[发明专利]应用数字PCR检测结直肠癌患者尿液中EGFR基因突变的方法

权利要求书

1.一种应用数字PCR检测结直肠癌患者尿液中EGFR基因突变的方法，其特征在于：具体步骤为：

步骤一、提取尿液中的DNA模板：

收集40ml尿液样本，在4℃、5000rpm 的条件下离心 10min，离心完成后收集底部的沉淀；

b、取1.5 ml TE 缓冲液，加入到步骤a收集的沉淀内，混合均匀后，在8000rpm 的条件下离心5min，离心完成后，收集底部的沉淀；

c、另取1.5 ml TE 缓冲液，加入到步骤b收集的沉淀内，混合均匀后，在8000rpm 的条件下离心5min，离心完成后，收集底部的沉淀；

d、取500ul裂解液和10 ul蛋白酶K加入到步骤c收集的沉淀内， 在55℃的条件下，水浴1小时，沉淀溶解，得到溶液；

e、将溶液取出，冷却至室温后，向溶液内加入等体积的饱和酚，混合均匀后，在5000 rpm的条件下离心10 min，离心完成后，弃上清；

f、加入432μL的氯仿和18μL的异戊醇，混匀，在5000 rpm的条件下，离心10 min，弃上清，得到混合液；

g、加入占步骤f制得的混合液1/10体积的3mol/L乙酸钠溶液，再加入2.5倍步骤f制得的混合液体积的无水乙醇，混合均匀后，在-20℃ 的条件下放置1h后，10000 rpm离心15min，弃上清；

h、加入500μL 70%的乙醇溶液洗涤2次，晾干后，加入50μL TE缓冲液，即完成了对尿液中 DNA的抽提，得到了DNA模板，在－20℃的条件下保存备用；

步骤二、制备ddPCR反应液：

室温条件下溶解PCR引物、blocker及TaqMan探针，并制备10x引物/ blocker/ TaqMan-MGB 引物预混液，其中，PCR上下游引物和blocker的浓度均为0.9 μmol/L，TaqMan探针的浓度为0.2 μmol/L，之后，将引物预混液、DNA模板、ddPCR SuperMix（Bio Rad）配置成20 μL ddPCR反应液，反应液的构成如下表所示：

；

步骤三、制备微滴：

将配好的ddPCR反应液加入到微滴发生板上，将微滴发生板装入到QX100八通道微滴发生器，在每个孔中加入70 μL微滴生成油来形成微滴；

步骤四、PCR扩増：

将样本生成的微滴手动转移到96孔PCR板上，孔板用锡箱热封，然后置于PCR仪中进行PCR扩増；

步骤五、检测微滴：

PCR扩增后，将96孔PCR板置于QX100微滴分析仪中，依次吸取每个样本中的微滴并随载液流逐一通过双色检测器，有荧光信号的微滴为阳性，无荧光信号的微滴为阴性；

步骤六、分析数据以及显示结果：

采用QuantaSoft软件分析ddPCR数据确定等位基因分型，当样本中至少有2个微滴出现在FAM信号的阳性区域时，认为该样本此突变为阳性，否则为阴性。
##############################
任务列表
a – 请从EGFR突变检测专利文本中抄下一段，起于含“将样本生成的微滴手动转移到9”的文字，止于“本此突变为阳性，否则为阴性。”，一字不改。
b – 按照EGFR突变检测专利文本，提取DNA模板时需收集多少毫升尿液样本？
c – 请在EGFR突变检测专利文本最后一句之后续写下去。

所给各行
##############################
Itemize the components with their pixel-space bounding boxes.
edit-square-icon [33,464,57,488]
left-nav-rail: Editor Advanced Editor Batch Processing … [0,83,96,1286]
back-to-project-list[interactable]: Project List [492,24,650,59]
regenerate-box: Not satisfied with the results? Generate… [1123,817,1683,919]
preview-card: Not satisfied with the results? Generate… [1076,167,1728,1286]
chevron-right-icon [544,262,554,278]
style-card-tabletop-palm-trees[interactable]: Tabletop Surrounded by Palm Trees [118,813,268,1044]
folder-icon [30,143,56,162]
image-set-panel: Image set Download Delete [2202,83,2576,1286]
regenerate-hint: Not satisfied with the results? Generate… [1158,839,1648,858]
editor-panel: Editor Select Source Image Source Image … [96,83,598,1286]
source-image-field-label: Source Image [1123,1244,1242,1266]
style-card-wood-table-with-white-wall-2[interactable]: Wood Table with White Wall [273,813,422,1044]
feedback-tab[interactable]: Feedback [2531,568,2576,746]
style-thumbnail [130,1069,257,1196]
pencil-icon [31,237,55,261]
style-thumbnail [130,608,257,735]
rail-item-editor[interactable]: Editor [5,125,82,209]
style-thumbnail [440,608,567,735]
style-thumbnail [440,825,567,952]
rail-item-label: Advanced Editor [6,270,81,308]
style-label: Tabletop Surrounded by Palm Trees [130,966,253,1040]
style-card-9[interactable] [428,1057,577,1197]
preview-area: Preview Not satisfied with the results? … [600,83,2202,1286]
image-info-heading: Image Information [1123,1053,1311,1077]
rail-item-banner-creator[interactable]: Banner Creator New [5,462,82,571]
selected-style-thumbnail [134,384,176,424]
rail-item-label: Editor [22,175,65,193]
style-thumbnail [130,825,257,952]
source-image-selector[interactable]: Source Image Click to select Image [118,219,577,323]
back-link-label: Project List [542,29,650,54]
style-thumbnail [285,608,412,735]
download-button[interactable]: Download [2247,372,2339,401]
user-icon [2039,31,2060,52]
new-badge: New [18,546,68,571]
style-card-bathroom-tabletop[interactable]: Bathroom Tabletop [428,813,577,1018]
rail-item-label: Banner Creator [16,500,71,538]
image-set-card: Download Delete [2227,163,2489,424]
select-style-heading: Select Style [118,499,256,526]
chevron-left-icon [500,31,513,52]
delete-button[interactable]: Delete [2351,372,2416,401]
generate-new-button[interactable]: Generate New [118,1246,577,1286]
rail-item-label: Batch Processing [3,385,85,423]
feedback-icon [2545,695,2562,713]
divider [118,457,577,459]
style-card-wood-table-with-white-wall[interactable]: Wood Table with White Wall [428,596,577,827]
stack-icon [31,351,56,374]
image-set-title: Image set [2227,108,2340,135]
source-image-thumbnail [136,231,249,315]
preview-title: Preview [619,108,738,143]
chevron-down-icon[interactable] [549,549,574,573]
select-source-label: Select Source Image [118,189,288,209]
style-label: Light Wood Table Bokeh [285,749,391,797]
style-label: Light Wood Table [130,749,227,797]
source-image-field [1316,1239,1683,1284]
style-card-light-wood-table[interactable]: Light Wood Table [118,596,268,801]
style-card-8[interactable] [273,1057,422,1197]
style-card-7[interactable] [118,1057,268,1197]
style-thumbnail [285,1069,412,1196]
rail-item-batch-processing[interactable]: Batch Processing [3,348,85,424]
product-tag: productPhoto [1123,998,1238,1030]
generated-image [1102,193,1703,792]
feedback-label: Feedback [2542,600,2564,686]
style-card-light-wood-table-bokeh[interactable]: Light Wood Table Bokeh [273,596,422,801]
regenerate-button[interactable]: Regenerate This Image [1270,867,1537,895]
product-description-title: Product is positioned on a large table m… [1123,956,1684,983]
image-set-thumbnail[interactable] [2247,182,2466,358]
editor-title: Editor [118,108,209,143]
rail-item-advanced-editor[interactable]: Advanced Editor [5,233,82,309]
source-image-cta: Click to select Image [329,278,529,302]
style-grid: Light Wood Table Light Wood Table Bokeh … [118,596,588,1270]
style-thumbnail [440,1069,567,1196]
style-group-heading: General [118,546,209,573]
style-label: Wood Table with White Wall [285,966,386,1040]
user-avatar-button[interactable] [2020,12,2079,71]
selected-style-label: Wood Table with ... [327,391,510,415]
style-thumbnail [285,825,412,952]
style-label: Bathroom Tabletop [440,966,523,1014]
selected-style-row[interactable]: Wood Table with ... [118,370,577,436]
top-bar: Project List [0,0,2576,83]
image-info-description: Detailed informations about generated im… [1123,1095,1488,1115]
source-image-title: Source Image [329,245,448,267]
##############################
各题答案
a –
将样本生成的微滴手动转移到96孔PCR板上，孔板用锡箱热封，然后置于PCR仪中进行PCR扩増；

步骤五、检测微滴：

PCR扩增后，将96孔PCR板置于QX100微滴分析仪中，依次吸取每个样本中的微滴并随载液流逐一通过双色检测器，有荧光信号的微滴为阳性，无荧光信号的微滴为阴性；

步骤六、分析数据以及显示结果：

采用QuantaSoft软件分析ddPCR数据确定等位基因分型，当样本中至少有2个微滴出现在FAM信号的阳性区域时，认为该样本此突变为阳性，否则为阴性。

b – 40毫升。

c –
2.根据权利要求1所述的一种应用数字PCR检测结直肠癌患者尿液中EGFR基因突变的方法，其特征在于：所述的裂解液的组分构成为：10mM Tris-HCl ，1mM EDTA, 0.5% SDS。

3.根据权利要求1所述的一种应用数字PCR检测结直肠癌患者尿液中EGFR基因突变的方法，其特征在于：所述的步骤二中，所述的引物预混液中，引物序列如下：

正向引物序列 F: 5`-AGATCACAGATTTTGGGCG-3`

反向引物序列 R: 5`-GAAAATGCTGGCTGACCTAAA-3`

TaqMan-MGB探针序列：5`-FAM-GTGCGGAAGAGAAAGAATACCATG-BHQ-3`

Blocker序列: 5`-ATCACAGATTTTGGGCT-PO4-3`。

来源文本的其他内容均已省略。